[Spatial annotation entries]
## Start

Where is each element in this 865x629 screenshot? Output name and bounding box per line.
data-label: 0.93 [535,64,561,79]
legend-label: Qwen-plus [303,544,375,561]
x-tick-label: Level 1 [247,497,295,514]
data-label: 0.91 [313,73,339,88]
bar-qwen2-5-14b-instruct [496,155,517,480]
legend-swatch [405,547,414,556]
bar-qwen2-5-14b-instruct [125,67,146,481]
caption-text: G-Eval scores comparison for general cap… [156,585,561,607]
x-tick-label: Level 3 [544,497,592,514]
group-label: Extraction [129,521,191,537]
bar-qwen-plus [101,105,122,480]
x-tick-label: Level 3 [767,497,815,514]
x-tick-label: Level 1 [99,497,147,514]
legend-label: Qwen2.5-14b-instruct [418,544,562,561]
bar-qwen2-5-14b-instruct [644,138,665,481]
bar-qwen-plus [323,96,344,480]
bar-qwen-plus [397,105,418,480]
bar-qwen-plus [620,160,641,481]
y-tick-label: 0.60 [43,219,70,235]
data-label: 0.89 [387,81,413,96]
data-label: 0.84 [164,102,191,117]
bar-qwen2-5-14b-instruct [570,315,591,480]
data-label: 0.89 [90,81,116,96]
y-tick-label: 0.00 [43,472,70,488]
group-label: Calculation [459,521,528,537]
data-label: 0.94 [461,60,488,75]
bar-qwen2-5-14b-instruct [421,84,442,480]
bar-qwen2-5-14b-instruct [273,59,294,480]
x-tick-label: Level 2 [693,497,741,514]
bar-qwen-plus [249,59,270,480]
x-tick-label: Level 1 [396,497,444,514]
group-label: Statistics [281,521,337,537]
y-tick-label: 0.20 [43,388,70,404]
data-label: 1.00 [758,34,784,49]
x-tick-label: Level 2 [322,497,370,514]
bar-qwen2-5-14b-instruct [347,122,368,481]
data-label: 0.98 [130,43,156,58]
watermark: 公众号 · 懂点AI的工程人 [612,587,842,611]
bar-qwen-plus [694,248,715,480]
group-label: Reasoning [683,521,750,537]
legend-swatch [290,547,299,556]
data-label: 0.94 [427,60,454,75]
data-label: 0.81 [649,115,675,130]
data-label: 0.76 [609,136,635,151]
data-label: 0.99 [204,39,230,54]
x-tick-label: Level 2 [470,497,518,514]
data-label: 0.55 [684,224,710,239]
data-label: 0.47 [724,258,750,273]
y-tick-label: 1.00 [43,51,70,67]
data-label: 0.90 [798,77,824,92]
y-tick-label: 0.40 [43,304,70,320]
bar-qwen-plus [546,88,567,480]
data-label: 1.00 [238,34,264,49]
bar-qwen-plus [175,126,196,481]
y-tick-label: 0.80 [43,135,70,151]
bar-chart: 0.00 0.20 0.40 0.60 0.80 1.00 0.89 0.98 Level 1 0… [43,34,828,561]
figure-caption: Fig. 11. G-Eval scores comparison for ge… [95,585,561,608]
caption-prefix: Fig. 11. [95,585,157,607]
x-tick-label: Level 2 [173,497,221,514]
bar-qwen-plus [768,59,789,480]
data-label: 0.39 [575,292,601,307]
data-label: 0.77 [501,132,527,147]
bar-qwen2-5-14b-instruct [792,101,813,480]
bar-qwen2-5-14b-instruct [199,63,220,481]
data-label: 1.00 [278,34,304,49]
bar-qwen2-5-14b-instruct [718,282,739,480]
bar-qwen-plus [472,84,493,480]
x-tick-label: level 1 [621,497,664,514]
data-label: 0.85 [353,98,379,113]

## End

=== DIRECTION ===
Write the entries again from the start through the line containing "group-label: Extraction [129,521,191,537]", swapping every "data-label" for "value-label" and leaving everything else unchanged.

=== SOLUTION TO THIS EXERCISE ===
Where is each element in this 865x629 screenshot? Output name and bounding box per line.
value-label: 0.93 [535,64,561,79]
legend-label: Qwen-plus [303,544,375,561]
x-tick-label: Level 1 [247,497,295,514]
value-label: 0.91 [313,73,339,88]
bar-qwen2-5-14b-instruct [496,155,517,480]
legend-swatch [405,547,414,556]
bar-qwen2-5-14b-instruct [125,67,146,481]
caption-text: G-Eval scores comparison for general cap… [156,585,561,607]
x-tick-label: Level 3 [544,497,592,514]
group-label: Extraction [129,521,191,537]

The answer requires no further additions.